Given problem -> Please rewrite the listing below, replacing every occurrence of "bar-nucleation" with "bar-nucleation-rate" and leaving everything else unchanged.

(Items from a data source)
------------

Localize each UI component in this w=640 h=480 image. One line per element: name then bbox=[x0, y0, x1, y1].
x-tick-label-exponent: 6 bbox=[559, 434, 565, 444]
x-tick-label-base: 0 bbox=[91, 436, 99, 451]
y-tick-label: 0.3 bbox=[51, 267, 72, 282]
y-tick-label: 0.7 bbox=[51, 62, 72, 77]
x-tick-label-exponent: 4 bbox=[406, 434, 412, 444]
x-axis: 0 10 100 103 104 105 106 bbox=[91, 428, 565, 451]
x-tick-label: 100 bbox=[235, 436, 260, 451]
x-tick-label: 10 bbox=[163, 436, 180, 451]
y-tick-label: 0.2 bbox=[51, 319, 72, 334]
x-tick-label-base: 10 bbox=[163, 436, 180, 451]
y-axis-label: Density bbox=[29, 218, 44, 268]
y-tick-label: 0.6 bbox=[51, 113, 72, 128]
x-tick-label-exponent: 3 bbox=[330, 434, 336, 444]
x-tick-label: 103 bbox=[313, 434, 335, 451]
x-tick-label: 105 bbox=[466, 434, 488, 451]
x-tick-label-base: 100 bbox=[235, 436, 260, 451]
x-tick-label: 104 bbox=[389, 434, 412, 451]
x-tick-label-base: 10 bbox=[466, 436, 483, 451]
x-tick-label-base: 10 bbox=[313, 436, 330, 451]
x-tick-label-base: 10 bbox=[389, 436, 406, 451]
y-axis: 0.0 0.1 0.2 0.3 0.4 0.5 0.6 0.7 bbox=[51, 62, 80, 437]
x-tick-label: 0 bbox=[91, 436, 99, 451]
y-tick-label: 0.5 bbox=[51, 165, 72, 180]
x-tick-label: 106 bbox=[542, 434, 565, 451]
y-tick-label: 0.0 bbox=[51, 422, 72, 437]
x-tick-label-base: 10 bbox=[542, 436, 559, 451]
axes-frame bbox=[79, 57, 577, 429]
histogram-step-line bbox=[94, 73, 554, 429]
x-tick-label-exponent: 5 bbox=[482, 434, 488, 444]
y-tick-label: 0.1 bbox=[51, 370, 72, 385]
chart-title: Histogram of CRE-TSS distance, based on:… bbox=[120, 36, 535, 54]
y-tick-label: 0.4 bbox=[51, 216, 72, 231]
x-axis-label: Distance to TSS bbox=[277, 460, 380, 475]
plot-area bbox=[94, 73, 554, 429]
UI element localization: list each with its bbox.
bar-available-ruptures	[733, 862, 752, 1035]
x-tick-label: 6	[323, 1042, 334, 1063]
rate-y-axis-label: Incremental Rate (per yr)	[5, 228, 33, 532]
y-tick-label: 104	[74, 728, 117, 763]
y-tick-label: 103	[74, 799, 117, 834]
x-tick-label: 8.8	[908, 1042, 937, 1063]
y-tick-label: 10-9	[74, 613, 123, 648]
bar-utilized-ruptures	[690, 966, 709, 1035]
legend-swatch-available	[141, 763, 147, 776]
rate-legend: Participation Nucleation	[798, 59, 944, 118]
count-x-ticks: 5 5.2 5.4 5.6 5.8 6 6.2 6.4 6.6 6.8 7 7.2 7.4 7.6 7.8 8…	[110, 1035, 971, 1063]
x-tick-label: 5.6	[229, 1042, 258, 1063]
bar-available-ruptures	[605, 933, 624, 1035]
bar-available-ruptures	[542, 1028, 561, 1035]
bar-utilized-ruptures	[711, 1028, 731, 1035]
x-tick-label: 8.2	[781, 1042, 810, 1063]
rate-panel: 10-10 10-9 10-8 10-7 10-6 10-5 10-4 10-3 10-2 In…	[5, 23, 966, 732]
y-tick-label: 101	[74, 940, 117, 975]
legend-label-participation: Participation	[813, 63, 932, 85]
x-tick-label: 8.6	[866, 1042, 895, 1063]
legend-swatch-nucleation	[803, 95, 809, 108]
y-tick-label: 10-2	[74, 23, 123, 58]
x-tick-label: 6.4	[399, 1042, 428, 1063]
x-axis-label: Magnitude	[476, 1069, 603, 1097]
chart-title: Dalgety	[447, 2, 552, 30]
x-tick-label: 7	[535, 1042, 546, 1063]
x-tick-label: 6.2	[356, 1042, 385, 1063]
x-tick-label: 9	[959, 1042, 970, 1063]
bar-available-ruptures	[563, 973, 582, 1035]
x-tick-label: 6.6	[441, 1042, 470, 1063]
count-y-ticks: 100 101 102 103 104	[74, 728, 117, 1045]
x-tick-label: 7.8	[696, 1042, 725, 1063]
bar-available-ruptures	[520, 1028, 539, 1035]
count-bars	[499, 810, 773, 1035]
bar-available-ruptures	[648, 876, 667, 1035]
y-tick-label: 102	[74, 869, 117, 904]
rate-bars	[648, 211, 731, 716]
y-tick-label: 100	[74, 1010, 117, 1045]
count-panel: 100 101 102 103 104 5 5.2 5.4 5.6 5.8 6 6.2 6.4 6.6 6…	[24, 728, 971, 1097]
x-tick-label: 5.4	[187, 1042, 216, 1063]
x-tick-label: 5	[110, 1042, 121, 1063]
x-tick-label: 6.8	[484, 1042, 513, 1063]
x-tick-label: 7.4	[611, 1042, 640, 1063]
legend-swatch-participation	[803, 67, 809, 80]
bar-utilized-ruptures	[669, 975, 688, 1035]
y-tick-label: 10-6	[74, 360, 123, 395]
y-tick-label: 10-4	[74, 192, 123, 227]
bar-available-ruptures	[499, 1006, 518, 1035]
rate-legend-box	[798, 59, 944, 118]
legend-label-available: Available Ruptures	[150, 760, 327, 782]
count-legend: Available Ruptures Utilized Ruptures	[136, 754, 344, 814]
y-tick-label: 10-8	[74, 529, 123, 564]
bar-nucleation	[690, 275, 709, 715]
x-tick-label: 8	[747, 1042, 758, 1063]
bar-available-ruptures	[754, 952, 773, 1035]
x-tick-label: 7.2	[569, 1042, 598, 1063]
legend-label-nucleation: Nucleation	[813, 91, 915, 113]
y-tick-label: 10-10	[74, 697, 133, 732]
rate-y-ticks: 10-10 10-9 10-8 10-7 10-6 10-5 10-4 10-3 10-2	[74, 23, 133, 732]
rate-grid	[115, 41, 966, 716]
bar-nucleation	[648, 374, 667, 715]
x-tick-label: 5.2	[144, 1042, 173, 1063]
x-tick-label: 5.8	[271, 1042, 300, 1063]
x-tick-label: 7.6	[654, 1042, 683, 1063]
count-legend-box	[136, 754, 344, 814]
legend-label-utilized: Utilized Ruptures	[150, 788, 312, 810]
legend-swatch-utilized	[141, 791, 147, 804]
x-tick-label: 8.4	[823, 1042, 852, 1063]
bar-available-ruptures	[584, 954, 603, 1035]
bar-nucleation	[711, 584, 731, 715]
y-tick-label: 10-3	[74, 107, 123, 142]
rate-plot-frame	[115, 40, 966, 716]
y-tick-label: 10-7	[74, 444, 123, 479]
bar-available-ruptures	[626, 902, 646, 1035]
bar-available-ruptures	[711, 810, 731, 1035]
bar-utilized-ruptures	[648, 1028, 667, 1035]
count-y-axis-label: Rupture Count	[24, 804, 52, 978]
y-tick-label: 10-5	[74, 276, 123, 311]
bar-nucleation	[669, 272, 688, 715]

------------

Exercise solution ->
Localize each UI component in this w=640 h=480 image. One line per element: name then bbox=[x0, y0, x1, y1].
x-tick-label-exponent: 6 bbox=[559, 434, 565, 444]
x-tick-label-base: 0 bbox=[91, 436, 99, 451]
y-tick-label: 0.3 bbox=[51, 267, 72, 282]
y-tick-label: 0.7 bbox=[51, 62, 72, 77]
x-tick-label-exponent: 4 bbox=[406, 434, 412, 444]
x-axis: 0 10 100 103 104 105 106 bbox=[91, 428, 565, 451]
x-tick-label: 100 bbox=[235, 436, 260, 451]
x-tick-label: 10 bbox=[163, 436, 180, 451]
y-tick-label: 0.2 bbox=[51, 319, 72, 334]
x-tick-label-base: 10 bbox=[163, 436, 180, 451]
y-axis-label: Density bbox=[29, 218, 44, 268]
y-tick-label: 0.6 bbox=[51, 113, 72, 128]
x-tick-label-exponent: 3 bbox=[330, 434, 336, 444]
x-tick-label: 103 bbox=[313, 434, 335, 451]
x-tick-label: 105 bbox=[466, 434, 488, 451]
x-tick-label-base: 100 bbox=[235, 436, 260, 451]
x-tick-label: 104 bbox=[389, 434, 412, 451]
x-tick-label-base: 10 bbox=[466, 436, 483, 451]
x-tick-label-base: 10 bbox=[313, 436, 330, 451]
x-tick-label-base: 10 bbox=[389, 436, 406, 451]
y-axis: 0.0 0.1 0.2 0.3 0.4 0.5 0.6 0.7 bbox=[51, 62, 80, 437]
x-tick-label: 0 bbox=[91, 436, 99, 451]
y-tick-label: 0.5 bbox=[51, 165, 72, 180]
x-tick-label: 106 bbox=[542, 434, 565, 451]
y-tick-label: 0.0 bbox=[51, 422, 72, 437]
x-tick-label-base: 10 bbox=[542, 436, 559, 451]
axes-frame bbox=[79, 57, 577, 429]
histogram-step-line bbox=[94, 73, 554, 429]
x-tick-label-exponent: 5 bbox=[482, 434, 488, 444]
y-tick-label: 0.1 bbox=[51, 370, 72, 385]
chart-title: Histogram of CRE-TSS distance, based on:… bbox=[120, 36, 535, 54]
y-tick-label: 0.4 bbox=[51, 216, 72, 231]
x-axis-label: Distance to TSS bbox=[277, 460, 380, 475]
plot-area bbox=[94, 73, 554, 429]
UI element localization: list each with its bbox.
bar-available-ruptures	[733, 862, 752, 1035]
x-tick-label: 6	[323, 1042, 334, 1063]
rate-y-axis-label: Incremental Rate (per yr)	[5, 228, 33, 532]
y-tick-label: 104	[74, 728, 117, 763]
y-tick-label: 103	[74, 799, 117, 834]
x-tick-label: 8.8	[908, 1042, 937, 1063]
y-tick-label: 10-9	[74, 613, 123, 648]
bar-utilized-ruptures	[690, 966, 709, 1035]
legend-swatch-available	[141, 763, 147, 776]
rate-legend: Participation Nucleation	[798, 59, 944, 118]
count-x-ticks: 5 5.2 5.4 5.6 5.8 6 6.2 6.4 6.6 6.8 7 7.2 7.4 7.6 7.8 8…	[110, 1035, 971, 1063]
x-tick-label: 5.6	[229, 1042, 258, 1063]
bar-available-ruptures	[605, 933, 624, 1035]
bar-available-ruptures	[542, 1028, 561, 1035]
bar-utilized-ruptures	[711, 1028, 731, 1035]
x-tick-label: 8.2	[781, 1042, 810, 1063]
rate-panel: 10-10 10-9 10-8 10-7 10-6 10-5 10-4 10-3 10-2 In…	[5, 23, 966, 732]
y-tick-label: 101	[74, 940, 117, 975]
legend-label-participation: Participation	[813, 63, 932, 85]
x-tick-label: 8.6	[866, 1042, 895, 1063]
legend-swatch-nucleation	[803, 95, 809, 108]
y-tick-label: 10-2	[74, 23, 123, 58]
x-tick-label: 6.4	[399, 1042, 428, 1063]
x-axis-label: Magnitude	[476, 1069, 603, 1097]
chart-title: Dalgety	[447, 2, 552, 30]
x-tick-label: 7	[535, 1042, 546, 1063]
x-tick-label: 6.2	[356, 1042, 385, 1063]
x-tick-label: 9	[959, 1042, 970, 1063]
bar-available-ruptures	[563, 973, 582, 1035]
x-tick-label: 6.6	[441, 1042, 470, 1063]
count-y-ticks: 100 101 102 103 104	[74, 728, 117, 1045]
x-tick-label: 7.8	[696, 1042, 725, 1063]
bar-available-ruptures	[520, 1028, 539, 1035]
count-bars	[499, 810, 773, 1035]
bar-available-ruptures	[648, 876, 667, 1035]
y-tick-label: 102	[74, 869, 117, 904]
rate-bars	[648, 211, 731, 716]
y-tick-label: 100	[74, 1010, 117, 1045]
count-panel: 100 101 102 103 104 5 5.2 5.4 5.6 5.8 6 6.2 6.4 6.6 6…	[24, 728, 971, 1097]
x-tick-label: 5.4	[187, 1042, 216, 1063]
x-tick-label: 5	[110, 1042, 121, 1063]
x-tick-label: 6.8	[484, 1042, 513, 1063]
x-tick-label: 7.4	[611, 1042, 640, 1063]
legend-swatch-participation	[803, 67, 809, 80]
bar-utilized-ruptures	[669, 975, 688, 1035]
y-tick-label: 10-6	[74, 360, 123, 395]
y-tick-label: 10-4	[74, 192, 123, 227]
bar-available-ruptures	[499, 1006, 518, 1035]
rate-legend-box	[798, 59, 944, 118]
legend-label-available: Available Ruptures	[150, 760, 327, 782]
count-legend: Available Ruptures Utilized Ruptures	[136, 754, 344, 814]
y-tick-label: 10-8	[74, 529, 123, 564]
bar-nucleation-rate	[690, 275, 709, 715]
x-tick-label: 8	[747, 1042, 758, 1063]
bar-available-ruptures	[754, 952, 773, 1035]
x-tick-label: 7.2	[569, 1042, 598, 1063]
legend-label-nucleation: Nucleation	[813, 91, 915, 113]
y-tick-label: 10-10	[74, 697, 133, 732]
rate-y-ticks: 10-10 10-9 10-8 10-7 10-6 10-5 10-4 10-3 10-2	[74, 23, 133, 732]
rate-grid	[115, 41, 966, 716]
bar-nucleation-rate	[648, 374, 667, 715]
x-tick-label: 5.2	[144, 1042, 173, 1063]
x-tick-label: 5.8	[271, 1042, 300, 1063]
x-tick-label: 7.6	[654, 1042, 683, 1063]
count-legend-box	[136, 754, 344, 814]
legend-label-utilized: Utilized Ruptures	[150, 788, 312, 810]
legend-swatch-utilized	[141, 791, 147, 804]
x-tick-label: 8.4	[823, 1042, 852, 1063]
bar-available-ruptures	[584, 954, 603, 1035]
bar-nucleation-rate	[711, 584, 731, 715]
y-tick-label: 10-3	[74, 107, 123, 142]
rate-plot-frame	[115, 40, 966, 716]
y-tick-label: 10-7	[74, 444, 123, 479]
bar-available-ruptures	[626, 902, 646, 1035]
bar-available-ruptures	[711, 810, 731, 1035]
bar-utilized-ruptures	[648, 1028, 667, 1035]
count-y-axis-label: Rupture Count	[24, 804, 52, 978]
y-tick-label: 10-5	[74, 276, 123, 311]
bar-nucleation-rate	[669, 272, 688, 715]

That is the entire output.